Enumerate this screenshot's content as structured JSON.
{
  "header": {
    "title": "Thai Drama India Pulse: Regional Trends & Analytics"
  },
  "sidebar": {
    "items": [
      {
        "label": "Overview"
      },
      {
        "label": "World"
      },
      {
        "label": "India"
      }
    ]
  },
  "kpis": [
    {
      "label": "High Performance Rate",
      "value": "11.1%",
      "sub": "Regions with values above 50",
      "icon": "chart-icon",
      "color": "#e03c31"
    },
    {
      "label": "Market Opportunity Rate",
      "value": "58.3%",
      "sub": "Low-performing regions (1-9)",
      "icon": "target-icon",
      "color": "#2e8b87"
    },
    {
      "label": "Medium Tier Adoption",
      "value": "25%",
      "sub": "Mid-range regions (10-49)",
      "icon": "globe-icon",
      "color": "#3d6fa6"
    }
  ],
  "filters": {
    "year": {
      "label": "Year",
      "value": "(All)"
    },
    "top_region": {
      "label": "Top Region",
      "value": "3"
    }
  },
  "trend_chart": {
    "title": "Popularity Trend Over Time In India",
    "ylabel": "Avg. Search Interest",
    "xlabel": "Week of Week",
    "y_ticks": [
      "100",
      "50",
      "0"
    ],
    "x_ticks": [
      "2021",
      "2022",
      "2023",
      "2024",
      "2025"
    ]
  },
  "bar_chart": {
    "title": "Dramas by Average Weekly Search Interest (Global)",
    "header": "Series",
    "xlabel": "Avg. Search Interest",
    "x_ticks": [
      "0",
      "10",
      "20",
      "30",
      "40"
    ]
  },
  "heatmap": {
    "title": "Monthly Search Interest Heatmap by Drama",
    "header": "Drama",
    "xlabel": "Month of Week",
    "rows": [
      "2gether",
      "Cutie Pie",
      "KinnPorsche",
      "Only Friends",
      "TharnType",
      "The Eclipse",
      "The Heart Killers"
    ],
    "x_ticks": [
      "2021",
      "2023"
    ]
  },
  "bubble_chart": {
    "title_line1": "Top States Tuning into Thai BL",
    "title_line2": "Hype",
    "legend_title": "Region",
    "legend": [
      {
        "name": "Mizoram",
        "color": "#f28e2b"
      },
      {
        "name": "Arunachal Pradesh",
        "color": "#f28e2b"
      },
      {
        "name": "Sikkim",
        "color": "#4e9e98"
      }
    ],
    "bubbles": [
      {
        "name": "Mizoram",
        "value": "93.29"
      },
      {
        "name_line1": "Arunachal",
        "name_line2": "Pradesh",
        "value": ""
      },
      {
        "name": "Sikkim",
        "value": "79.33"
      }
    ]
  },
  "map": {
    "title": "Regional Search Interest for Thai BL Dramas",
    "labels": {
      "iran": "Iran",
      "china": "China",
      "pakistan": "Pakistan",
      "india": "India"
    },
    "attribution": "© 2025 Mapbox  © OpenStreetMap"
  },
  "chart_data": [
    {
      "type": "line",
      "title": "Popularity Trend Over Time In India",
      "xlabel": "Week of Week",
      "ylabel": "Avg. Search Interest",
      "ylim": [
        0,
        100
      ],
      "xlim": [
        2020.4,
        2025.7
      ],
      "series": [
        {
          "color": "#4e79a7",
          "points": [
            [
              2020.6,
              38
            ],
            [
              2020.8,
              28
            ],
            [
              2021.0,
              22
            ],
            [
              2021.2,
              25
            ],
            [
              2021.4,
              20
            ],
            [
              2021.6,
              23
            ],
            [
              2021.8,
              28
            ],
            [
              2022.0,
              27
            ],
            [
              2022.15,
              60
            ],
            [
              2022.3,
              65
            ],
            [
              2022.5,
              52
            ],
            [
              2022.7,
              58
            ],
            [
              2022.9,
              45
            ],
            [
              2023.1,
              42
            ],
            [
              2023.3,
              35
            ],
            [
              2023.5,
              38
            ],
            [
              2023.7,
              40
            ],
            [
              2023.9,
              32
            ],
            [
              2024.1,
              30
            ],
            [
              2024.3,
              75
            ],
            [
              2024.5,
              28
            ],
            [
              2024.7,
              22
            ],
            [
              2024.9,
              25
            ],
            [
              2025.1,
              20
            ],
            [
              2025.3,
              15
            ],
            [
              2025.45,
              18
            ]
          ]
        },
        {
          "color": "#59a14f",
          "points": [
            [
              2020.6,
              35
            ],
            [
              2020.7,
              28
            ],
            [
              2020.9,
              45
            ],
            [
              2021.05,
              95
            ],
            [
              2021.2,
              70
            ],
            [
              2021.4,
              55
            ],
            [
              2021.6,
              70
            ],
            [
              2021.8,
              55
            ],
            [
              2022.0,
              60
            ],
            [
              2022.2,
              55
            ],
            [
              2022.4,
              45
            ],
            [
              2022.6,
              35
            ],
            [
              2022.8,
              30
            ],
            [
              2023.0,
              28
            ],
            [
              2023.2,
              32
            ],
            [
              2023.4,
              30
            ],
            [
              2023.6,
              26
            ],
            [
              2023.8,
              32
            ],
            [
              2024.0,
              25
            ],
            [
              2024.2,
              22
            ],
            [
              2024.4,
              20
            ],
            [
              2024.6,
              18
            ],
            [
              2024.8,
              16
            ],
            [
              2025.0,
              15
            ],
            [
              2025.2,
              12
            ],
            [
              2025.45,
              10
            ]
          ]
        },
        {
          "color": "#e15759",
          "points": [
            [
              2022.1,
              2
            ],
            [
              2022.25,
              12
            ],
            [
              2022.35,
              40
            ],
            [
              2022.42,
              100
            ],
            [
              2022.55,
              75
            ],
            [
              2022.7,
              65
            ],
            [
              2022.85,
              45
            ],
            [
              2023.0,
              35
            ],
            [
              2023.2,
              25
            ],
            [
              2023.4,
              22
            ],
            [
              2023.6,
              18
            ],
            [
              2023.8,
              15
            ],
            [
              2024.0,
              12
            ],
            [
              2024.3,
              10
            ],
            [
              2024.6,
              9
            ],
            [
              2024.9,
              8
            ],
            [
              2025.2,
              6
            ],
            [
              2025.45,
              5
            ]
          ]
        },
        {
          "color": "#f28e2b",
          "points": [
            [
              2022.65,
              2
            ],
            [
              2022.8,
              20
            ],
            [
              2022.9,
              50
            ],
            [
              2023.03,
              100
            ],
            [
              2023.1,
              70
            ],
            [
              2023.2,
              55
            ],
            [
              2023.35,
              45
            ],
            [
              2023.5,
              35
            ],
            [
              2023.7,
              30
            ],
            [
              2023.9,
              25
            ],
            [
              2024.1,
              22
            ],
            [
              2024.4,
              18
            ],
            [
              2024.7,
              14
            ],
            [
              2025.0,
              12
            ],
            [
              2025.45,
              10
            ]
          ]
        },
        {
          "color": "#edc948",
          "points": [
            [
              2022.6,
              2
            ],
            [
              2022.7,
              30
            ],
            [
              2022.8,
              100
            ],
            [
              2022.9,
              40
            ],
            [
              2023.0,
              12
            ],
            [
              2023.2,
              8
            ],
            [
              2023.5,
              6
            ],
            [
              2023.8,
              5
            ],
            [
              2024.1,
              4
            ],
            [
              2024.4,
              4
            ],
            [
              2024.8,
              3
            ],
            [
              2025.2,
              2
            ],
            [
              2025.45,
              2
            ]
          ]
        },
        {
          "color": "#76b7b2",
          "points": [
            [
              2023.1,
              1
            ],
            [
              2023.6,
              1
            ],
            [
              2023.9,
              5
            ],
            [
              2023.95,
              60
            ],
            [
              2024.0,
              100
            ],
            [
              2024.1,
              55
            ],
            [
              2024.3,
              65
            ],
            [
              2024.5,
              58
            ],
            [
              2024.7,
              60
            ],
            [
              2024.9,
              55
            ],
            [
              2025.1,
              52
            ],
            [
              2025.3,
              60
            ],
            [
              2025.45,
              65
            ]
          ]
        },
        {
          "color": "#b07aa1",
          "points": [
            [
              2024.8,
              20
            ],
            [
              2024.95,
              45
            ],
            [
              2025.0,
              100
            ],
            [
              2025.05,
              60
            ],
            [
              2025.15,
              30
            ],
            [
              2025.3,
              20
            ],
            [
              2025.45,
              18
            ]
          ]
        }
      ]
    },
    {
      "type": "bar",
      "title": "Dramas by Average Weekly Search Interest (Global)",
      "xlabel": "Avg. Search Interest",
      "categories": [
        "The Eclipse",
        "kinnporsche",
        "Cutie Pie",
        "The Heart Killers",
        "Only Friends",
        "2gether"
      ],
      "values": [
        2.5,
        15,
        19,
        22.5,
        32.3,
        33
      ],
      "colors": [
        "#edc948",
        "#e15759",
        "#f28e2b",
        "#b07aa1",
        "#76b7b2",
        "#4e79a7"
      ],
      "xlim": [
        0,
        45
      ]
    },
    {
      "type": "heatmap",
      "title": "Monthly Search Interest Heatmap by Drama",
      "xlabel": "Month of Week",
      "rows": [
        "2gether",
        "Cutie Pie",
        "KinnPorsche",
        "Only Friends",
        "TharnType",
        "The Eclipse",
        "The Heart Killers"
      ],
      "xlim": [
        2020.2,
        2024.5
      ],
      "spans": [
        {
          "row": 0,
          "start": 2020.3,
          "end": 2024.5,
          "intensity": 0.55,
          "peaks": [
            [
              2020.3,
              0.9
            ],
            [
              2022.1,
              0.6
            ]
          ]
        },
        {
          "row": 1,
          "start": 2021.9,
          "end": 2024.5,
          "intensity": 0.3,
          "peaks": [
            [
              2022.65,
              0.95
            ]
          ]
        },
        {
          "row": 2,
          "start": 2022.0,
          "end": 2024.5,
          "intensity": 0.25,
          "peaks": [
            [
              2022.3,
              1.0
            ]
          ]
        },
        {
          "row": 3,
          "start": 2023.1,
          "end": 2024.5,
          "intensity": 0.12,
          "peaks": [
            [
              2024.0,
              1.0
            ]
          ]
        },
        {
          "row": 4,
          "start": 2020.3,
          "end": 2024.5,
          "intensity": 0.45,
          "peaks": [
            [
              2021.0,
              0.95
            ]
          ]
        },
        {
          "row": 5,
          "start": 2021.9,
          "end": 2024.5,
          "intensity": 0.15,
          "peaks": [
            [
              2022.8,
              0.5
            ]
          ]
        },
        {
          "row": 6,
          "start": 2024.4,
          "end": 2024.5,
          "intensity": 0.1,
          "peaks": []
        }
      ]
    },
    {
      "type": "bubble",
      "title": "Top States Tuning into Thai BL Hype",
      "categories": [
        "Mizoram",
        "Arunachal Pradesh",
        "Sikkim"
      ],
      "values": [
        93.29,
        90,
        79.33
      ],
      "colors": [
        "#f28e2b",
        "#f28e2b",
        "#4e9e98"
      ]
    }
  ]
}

Problem details >> Check every line for "Weekly" and show the ones that have it.

Solution to the problem >>
    "title": "Dramas by Average Weekly Search Interest (Global)",
      "title": "Dramas by Average Weekly Search Interest (Global)",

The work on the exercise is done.